■ **Problem details**: Note how many lines hold "phone" and report that number by itself.

■ **Items listed in a dataset**:

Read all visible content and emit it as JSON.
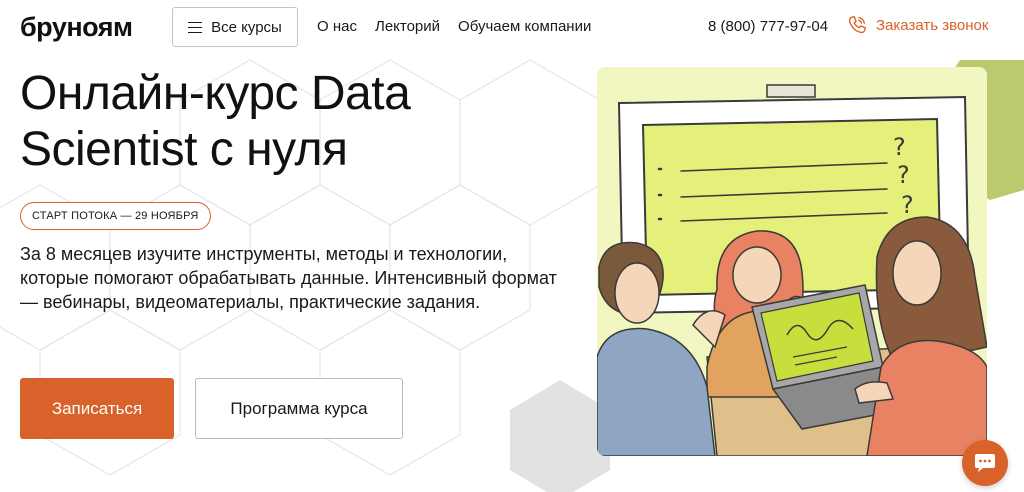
{
  "header": {
    "logo": "бруноям",
    "all_courses": "Все курсы",
    "nav": [
      "О нас",
      "Лекторий",
      "Обучаем компании"
    ],
    "phone": "8 (800) 777-97-04",
    "callback": "Заказать звонок"
  },
  "hero": {
    "title": "Онлайн-курс Data Scientist с нуля",
    "badge": "СТАРТ ПОТОКА — 29 НОЯБРЯ",
    "description": "За 8 месяцев изучите инструменты, методы и технологии, которые помогают обрабатывать данные. Интенсивный формат — вебинары, видеоматериалы, практические задания.",
    "primary_button": "Записаться",
    "secondary_button": "Программа курса"
  },
  "illustration": {
    "question_marks": [
      "?",
      "?",
      "?"
    ]
  },
  "colors": {
    "accent": "#d9622b",
    "illustration_bg": "#f2f7c2",
    "board": "#e5f07a",
    "green_side": "#b9cb6e"
  },
  "icons": {
    "menu": "burger-menu-icon",
    "phone": "phone-icon",
    "chat": "chat-bubble-icon"
  }
}
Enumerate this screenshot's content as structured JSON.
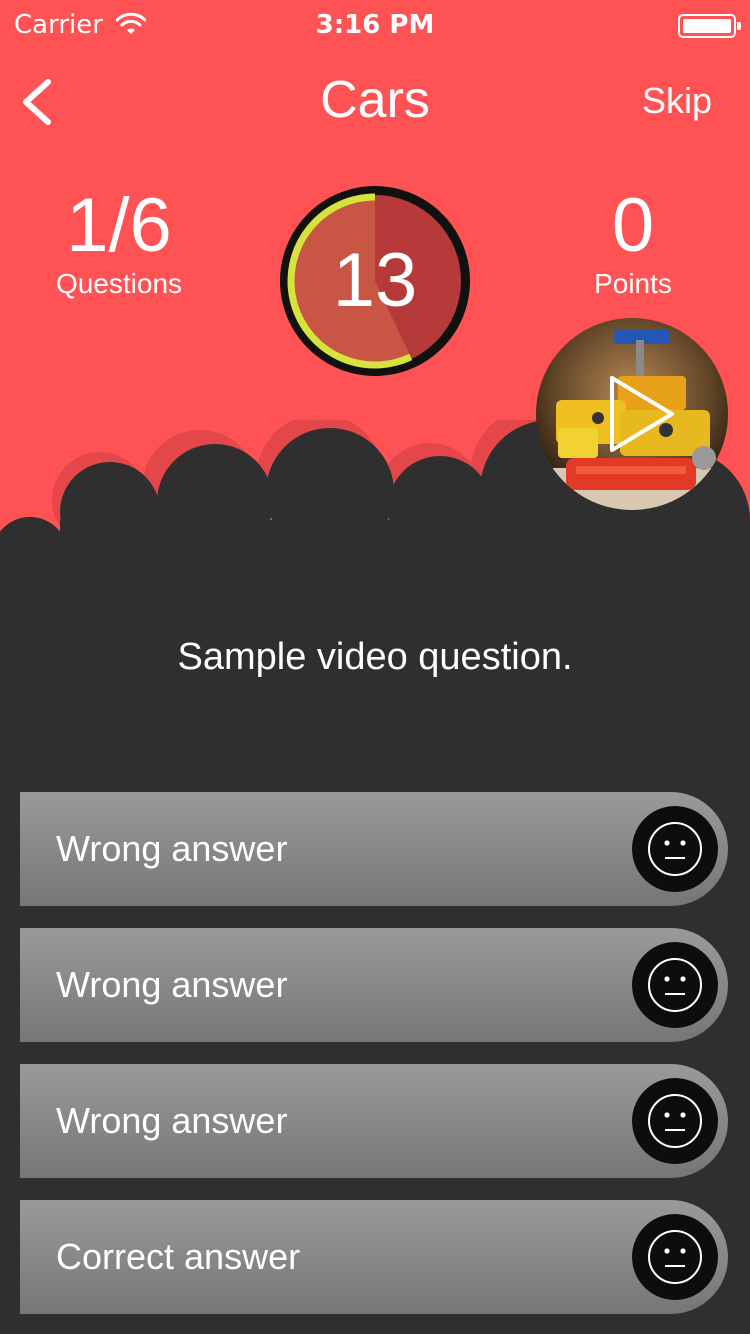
{
  "status_bar": {
    "carrier": "Carrier",
    "time": "3:16 PM"
  },
  "nav": {
    "title": "Cars",
    "skip_label": "Skip"
  },
  "stats": {
    "questions_value": "1/6",
    "questions_label": "Questions",
    "timer_value": "13",
    "timer_remaining_fraction": 0.43,
    "points_value": "0",
    "points_label": "Points"
  },
  "question": {
    "text": "Sample video question."
  },
  "answers": [
    {
      "label": "Wrong answer",
      "icon": "neutral-face-icon"
    },
    {
      "label": "Wrong answer",
      "icon": "neutral-face-icon"
    },
    {
      "label": "Wrong answer",
      "icon": "neutral-face-icon"
    },
    {
      "label": "Correct answer",
      "icon": "neutral-face-icon"
    }
  ],
  "colors": {
    "header": "#fe5254",
    "background": "#2f2f2f",
    "timer_elapsed": "#c95544",
    "timer_remaining": "#b73a3b",
    "timer_accent": "#d6e33c"
  }
}
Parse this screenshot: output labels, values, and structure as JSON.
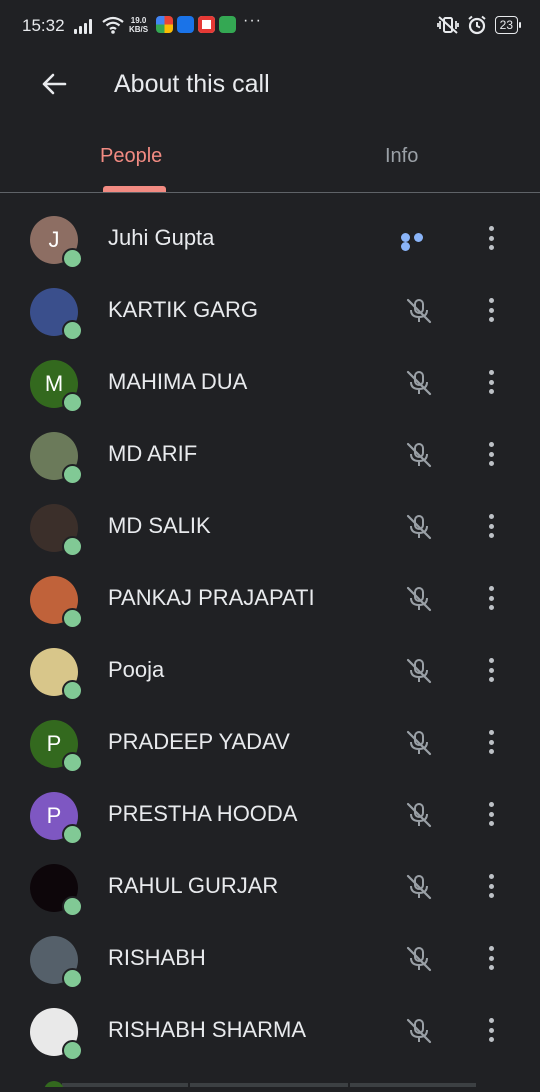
{
  "status_bar": {
    "time": "15:32",
    "speed_value": "19.0",
    "speed_unit": "KB/S",
    "battery": "23"
  },
  "header": {
    "title": "About this call",
    "back_icon": "arrow-back-icon"
  },
  "tabs": [
    {
      "label": "People",
      "selected": true
    },
    {
      "label": "Info",
      "selected": false
    }
  ],
  "colors": {
    "background": "#202124",
    "accent": "#f28b82",
    "presence": "#81c995",
    "speaking": "#8ab4f8"
  },
  "participants": [
    {
      "name": "Juhi Gupta",
      "initial": "J",
      "avatar_color": "#8d6e63",
      "status": "speaking"
    },
    {
      "name": "KARTIK GARG",
      "initial": "",
      "avatar_color": "#3a4f8c",
      "status": "muted"
    },
    {
      "name": "MAHIMA DUA",
      "initial": "M",
      "avatar_color": "#33691e",
      "status": "muted"
    },
    {
      "name": "MD ARIF",
      "initial": "",
      "avatar_color": "#6b7a5a",
      "status": "muted"
    },
    {
      "name": "MD SALIK",
      "initial": "",
      "avatar_color": "#3b2f2a",
      "status": "muted"
    },
    {
      "name": "PANKAJ PRAJAPATI",
      "initial": "",
      "avatar_color": "#c0623a",
      "status": "muted"
    },
    {
      "name": "Pooja",
      "initial": "",
      "avatar_color": "#d8c68a",
      "status": "muted"
    },
    {
      "name": "PRADEEP YADAV",
      "initial": "P",
      "avatar_color": "#33691e",
      "status": "muted"
    },
    {
      "name": "PRESTHA HOODA",
      "initial": "P",
      "avatar_color": "#7e57c2",
      "status": "muted"
    },
    {
      "name": "RAHUL GURJAR",
      "initial": "",
      "avatar_color": "#0d060a",
      "status": "muted"
    },
    {
      "name": "RISHABH",
      "initial": "",
      "avatar_color": "#55606a",
      "status": "muted"
    },
    {
      "name": "RISHABH SHARMA",
      "initial": "",
      "avatar_color": "#e9e9e9",
      "status": "muted"
    }
  ]
}
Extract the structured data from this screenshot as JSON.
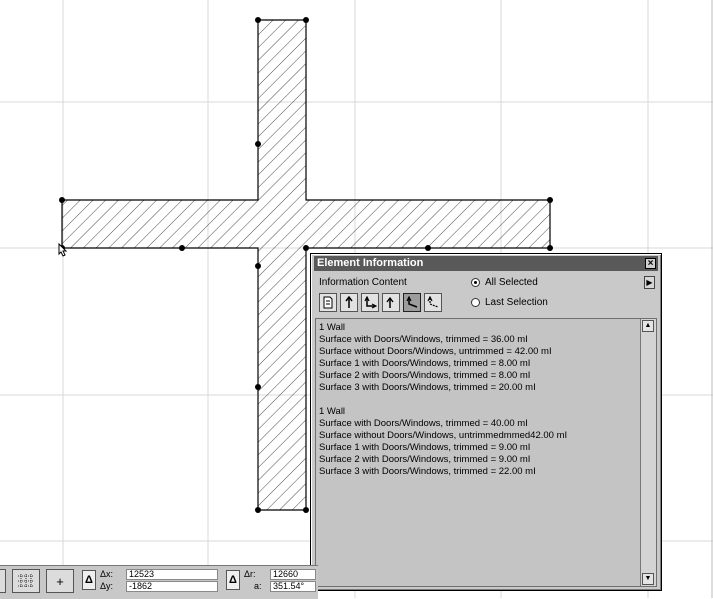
{
  "palette": {
    "title": "Element Information",
    "information_content_label": "Information Content",
    "radio_all_selected": "All Selected",
    "radio_last_selection": "Last Selection",
    "close_glyph": "×",
    "expand_glyph": "▶",
    "tools": [
      {
        "icon": "document-icon"
      },
      {
        "icon": "arrow-up-icon"
      },
      {
        "icon": "arrow-up-right-icon"
      },
      {
        "icon": "arrow-up-small-icon"
      },
      {
        "icon": "arrow-corner-icon",
        "pressed": true
      },
      {
        "icon": "arrow-corner-dotted-icon"
      }
    ],
    "lines": [
      "1 Wall",
      "Surface with Doors/Windows, trimmed = 36.00 mI",
      "Surface without Doors/Windows, untrimmed = 42.00 mI",
      "Surface 1 with Doors/Windows, trimmed = 8.00 mI",
      "Surface 2 with Doors/Windows, trimmed = 8.00 mI",
      "Surface 3 with Doors/Windows, trimmed = 20.00 mI",
      "",
      "1 Wall",
      "Surface with Doors/Windows, trimmed = 40.00 mI",
      "Surface without Doors/Windows, untrimmedmmed42.00 mI",
      "Surface 1 with Doors/Windows, trimmed = 9.00 mI",
      "Surface 2 with Doors/Windows, trimmed = 9.00 mI",
      "Surface 3 with Doors/Windows, trimmed = 22.00 mI"
    ]
  },
  "statusbar": {
    "dx_label": "Δx:",
    "dx_value": "12523",
    "dy_label": "Δy:",
    "dy_value": "-1862",
    "dr_label": "Δr:",
    "dr_value": "12660",
    "a_label": "a:",
    "a_value": "351.54°",
    "delta_glyph": "Δ",
    "plus_glyph": "+"
  }
}
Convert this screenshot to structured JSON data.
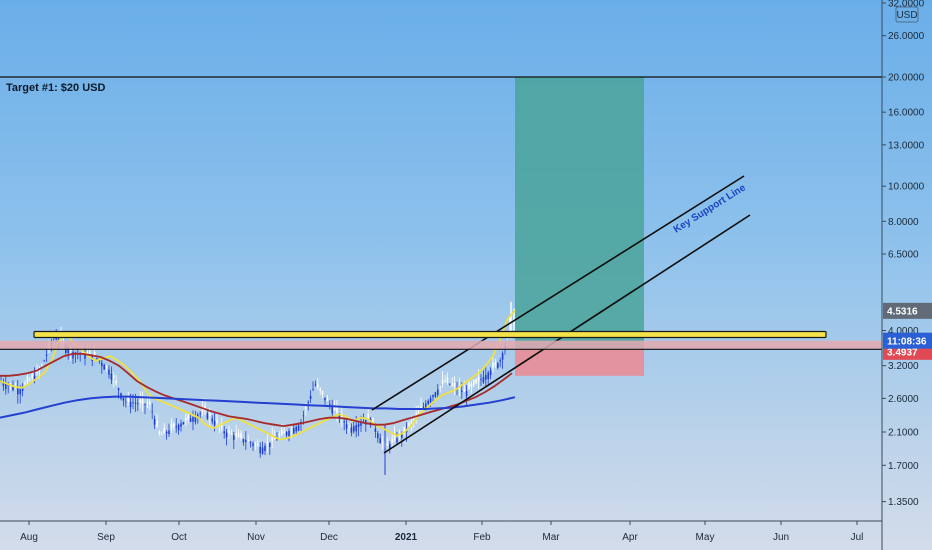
{
  "chart_data": {
    "type": "line",
    "title": "",
    "currency": "USD",
    "y_scale": "log",
    "ylim": [
      1.2,
      36
    ],
    "y_ticks": [
      "32.0000",
      "26.0000",
      "20.0000",
      "16.0000",
      "13.0000",
      "10.0000",
      "8.0000",
      "6.5000",
      "4.0000",
      "3.2000",
      "2.6000",
      "2.1000",
      "1.7000",
      "1.3500"
    ],
    "x_ticks": [
      "Aug",
      "Sep",
      "Oct",
      "Nov",
      "Dec",
      "2021",
      "Feb",
      "Mar",
      "Apr",
      "May",
      "Jun",
      "Jul"
    ],
    "price_labels": [
      {
        "text": "4.5316",
        "value": 4.5316,
        "color": "#616b78"
      },
      {
        "text": "3.4937",
        "value": 3.4937,
        "color": "#e04a55"
      },
      {
        "text": "11:08:36",
        "value": 3.75,
        "color": "#2b5fd4"
      }
    ],
    "annotations": [
      "Target #1: $20 USD",
      "Key Support Line"
    ],
    "horizontal_lines": [
      20,
      3.55
    ],
    "series": [
      {
        "values": [
          2.9,
          2.85,
          2.8,
          2.78,
          2.85,
          2.95,
          3.05,
          3.3,
          3.75,
          3.9,
          3.7,
          3.55,
          3.4,
          3.3,
          3.35,
          3.4,
          3.3,
          3.2,
          3.05,
          2.9,
          2.7,
          2.6,
          2.55,
          2.5,
          2.45,
          2.4,
          2.35,
          2.3,
          2.2,
          2.15,
          2.2,
          2.25,
          2.3,
          2.25,
          2.2,
          2.15,
          2.1,
          2.05,
          2.0,
          2.02,
          2.05,
          2.1,
          2.15,
          2.2,
          2.25,
          2.3,
          2.35,
          2.32,
          2.25,
          2.3,
          2.28,
          2.2,
          2.15,
          2.1,
          2.05,
          2.1,
          2.2,
          2.35,
          2.45,
          2.55,
          2.65,
          2.7,
          2.75,
          2.85,
          2.95,
          3.05,
          3.2,
          3.4,
          3.8,
          4.3,
          4.55
        ],
        "color": "#f0e040"
      },
      {
        "values": [
          3.0,
          3.0,
          3.02,
          3.05,
          3.1,
          3.2,
          3.3,
          3.4,
          3.45,
          3.45,
          3.42,
          3.38,
          3.3,
          3.2,
          3.05,
          2.9,
          2.8,
          2.72,
          2.65,
          2.6,
          2.55,
          2.5,
          2.45,
          2.4,
          2.36,
          2.32,
          2.3,
          2.28,
          2.25,
          2.22,
          2.2,
          2.18,
          2.2,
          2.22,
          2.25,
          2.28,
          2.3,
          2.3,
          2.28,
          2.25,
          2.22,
          2.2,
          2.2,
          2.22,
          2.26,
          2.3,
          2.34,
          2.38,
          2.42,
          2.46,
          2.5,
          2.56,
          2.62,
          2.7,
          2.8,
          2.92,
          3.05
        ],
        "color": "#a82a2a"
      },
      {
        "values": [
          2.3,
          2.34,
          2.38,
          2.43,
          2.48,
          2.53,
          2.57,
          2.6,
          2.62,
          2.63,
          2.63,
          2.62,
          2.61,
          2.6,
          2.59,
          2.58,
          2.57,
          2.56,
          2.55,
          2.54,
          2.53,
          2.52,
          2.51,
          2.5,
          2.49,
          2.48,
          2.47,
          2.46,
          2.45,
          2.44,
          2.44,
          2.43,
          2.43,
          2.43,
          2.44,
          2.45,
          2.47,
          2.5,
          2.53,
          2.57,
          2.62
        ],
        "color": "#2340d0"
      }
    ]
  }
}
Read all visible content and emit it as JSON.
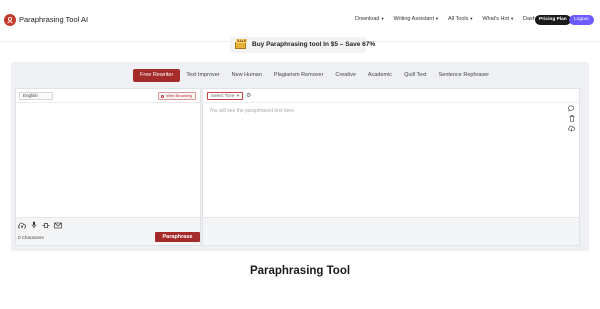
{
  "header": {
    "brand": "Paraphrasing Tool AI",
    "nav": [
      {
        "label": "Download",
        "caret": true
      },
      {
        "label": "Writing Assistant",
        "caret": true
      },
      {
        "label": "All Tools",
        "caret": true
      },
      {
        "label": "What's Hot",
        "caret": true
      },
      {
        "label": "Dashboard",
        "caret": false
      }
    ],
    "pricing_label": "Pricing Plan",
    "logout_label": "Logout"
  },
  "promo": {
    "badge": "SALE",
    "text": "Buy Paraphrasing tool In $5 – Save 67%"
  },
  "tabs": [
    {
      "label": "Free Rewriter",
      "active": true
    },
    {
      "label": "Text Improver",
      "active": false
    },
    {
      "label": "New Human",
      "active": false
    },
    {
      "label": "Plagiarism Remover",
      "active": false
    },
    {
      "label": "Creative",
      "active": false
    },
    {
      "label": "Academic",
      "active": false
    },
    {
      "label": "Quill Text",
      "active": false
    },
    {
      "label": "Sentence Rephraser",
      "active": false
    }
  ],
  "input_panel": {
    "language": "English",
    "web_browsing_label": "Web Browsing",
    "char_count": "0 Characters",
    "paraphrase_label": "Paraphrase"
  },
  "output_panel": {
    "tone_label": "Select Tone",
    "placeholder": "You will see the paraphrased text here"
  },
  "page_heading": "Paraphrasing Tool",
  "colors": {
    "accent": "#a52a2a",
    "logout": "#6b5bff",
    "pricing": "#1a1a1a"
  }
}
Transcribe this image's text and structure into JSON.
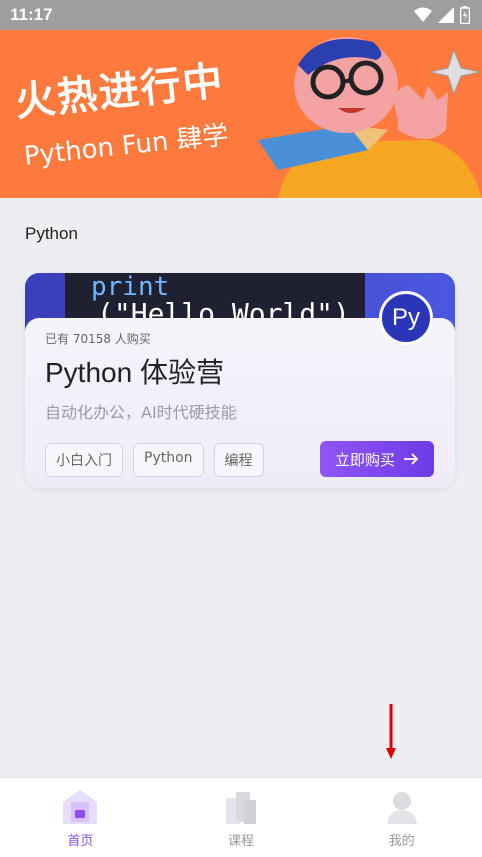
{
  "status_bar": {
    "time": "11:17"
  },
  "banner": {
    "title": "火热进行中",
    "subtitle": "Python Fun 肆学"
  },
  "section": {
    "title": "Python"
  },
  "course": {
    "image_text_1": "print",
    "image_text_2": "(\"Hello World\")",
    "avatar_text": "Py",
    "buyers": "已有 70158 人购买",
    "title": "Python 体验营",
    "description": "自动化办公，AI时代硬技能",
    "tags": [
      "小白入门",
      "Python",
      "编程"
    ],
    "buy_label": "立即购买"
  },
  "bottom_nav": {
    "items": [
      {
        "label": "首页",
        "icon": "home-icon",
        "active": true
      },
      {
        "label": "课程",
        "icon": "courses-icon",
        "active": false
      },
      {
        "label": "我的",
        "icon": "profile-icon",
        "active": false
      }
    ]
  },
  "colors": {
    "accent": "#8d4cf0",
    "banner": "#ff7a3c",
    "arrow": "#e00000"
  }
}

■ **Exercise result**: 2